:: Prompt ::
In the entries that follow, find the word "triangle" and report each line it is on.

*** Input data

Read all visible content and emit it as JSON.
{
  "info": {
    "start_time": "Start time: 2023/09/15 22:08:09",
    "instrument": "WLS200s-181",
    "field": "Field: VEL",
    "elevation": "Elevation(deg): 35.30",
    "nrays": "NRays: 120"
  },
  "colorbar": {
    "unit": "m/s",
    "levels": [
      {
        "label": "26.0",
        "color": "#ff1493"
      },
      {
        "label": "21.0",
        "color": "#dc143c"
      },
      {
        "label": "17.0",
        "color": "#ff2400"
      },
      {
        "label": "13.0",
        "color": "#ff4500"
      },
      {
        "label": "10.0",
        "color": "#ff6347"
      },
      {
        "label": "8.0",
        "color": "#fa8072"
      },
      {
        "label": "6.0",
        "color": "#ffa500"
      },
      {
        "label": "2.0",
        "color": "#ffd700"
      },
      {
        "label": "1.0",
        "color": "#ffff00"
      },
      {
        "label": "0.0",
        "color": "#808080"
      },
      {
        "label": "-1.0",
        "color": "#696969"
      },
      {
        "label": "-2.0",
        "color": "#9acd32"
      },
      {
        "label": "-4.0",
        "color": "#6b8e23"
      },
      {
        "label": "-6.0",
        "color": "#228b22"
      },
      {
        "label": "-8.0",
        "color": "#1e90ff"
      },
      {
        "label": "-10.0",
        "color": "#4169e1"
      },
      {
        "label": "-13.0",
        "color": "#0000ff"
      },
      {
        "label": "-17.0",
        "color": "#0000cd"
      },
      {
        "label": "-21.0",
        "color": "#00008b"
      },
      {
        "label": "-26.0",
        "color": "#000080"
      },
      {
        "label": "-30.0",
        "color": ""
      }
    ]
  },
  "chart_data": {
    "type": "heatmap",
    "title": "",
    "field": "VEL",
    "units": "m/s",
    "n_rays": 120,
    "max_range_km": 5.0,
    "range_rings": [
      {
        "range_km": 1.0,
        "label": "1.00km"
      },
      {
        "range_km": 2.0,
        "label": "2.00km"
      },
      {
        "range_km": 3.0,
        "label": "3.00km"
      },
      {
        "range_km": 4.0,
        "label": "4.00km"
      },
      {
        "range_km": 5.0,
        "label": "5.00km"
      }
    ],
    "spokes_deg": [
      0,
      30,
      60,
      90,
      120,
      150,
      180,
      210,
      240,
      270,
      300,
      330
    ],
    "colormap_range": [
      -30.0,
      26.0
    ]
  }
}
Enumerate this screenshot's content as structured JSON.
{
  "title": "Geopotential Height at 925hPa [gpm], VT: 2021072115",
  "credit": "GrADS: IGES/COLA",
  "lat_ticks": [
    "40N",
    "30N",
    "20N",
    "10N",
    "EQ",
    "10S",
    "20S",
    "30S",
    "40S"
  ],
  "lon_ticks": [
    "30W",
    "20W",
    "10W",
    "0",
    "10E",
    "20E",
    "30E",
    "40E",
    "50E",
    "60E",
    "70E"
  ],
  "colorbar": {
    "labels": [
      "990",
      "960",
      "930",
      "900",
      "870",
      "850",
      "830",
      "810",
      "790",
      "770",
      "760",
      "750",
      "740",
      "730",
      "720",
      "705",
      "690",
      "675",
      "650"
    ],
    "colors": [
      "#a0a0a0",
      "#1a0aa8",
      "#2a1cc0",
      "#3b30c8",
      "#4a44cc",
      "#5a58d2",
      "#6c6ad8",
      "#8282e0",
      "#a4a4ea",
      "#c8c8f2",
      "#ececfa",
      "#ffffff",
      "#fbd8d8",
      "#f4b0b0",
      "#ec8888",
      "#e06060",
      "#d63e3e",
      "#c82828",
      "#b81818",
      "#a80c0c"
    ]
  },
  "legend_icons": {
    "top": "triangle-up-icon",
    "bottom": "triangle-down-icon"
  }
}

******

:: Correct output ::
    "top": "triangle-up-icon",
    "bottom": "triangle-down-icon"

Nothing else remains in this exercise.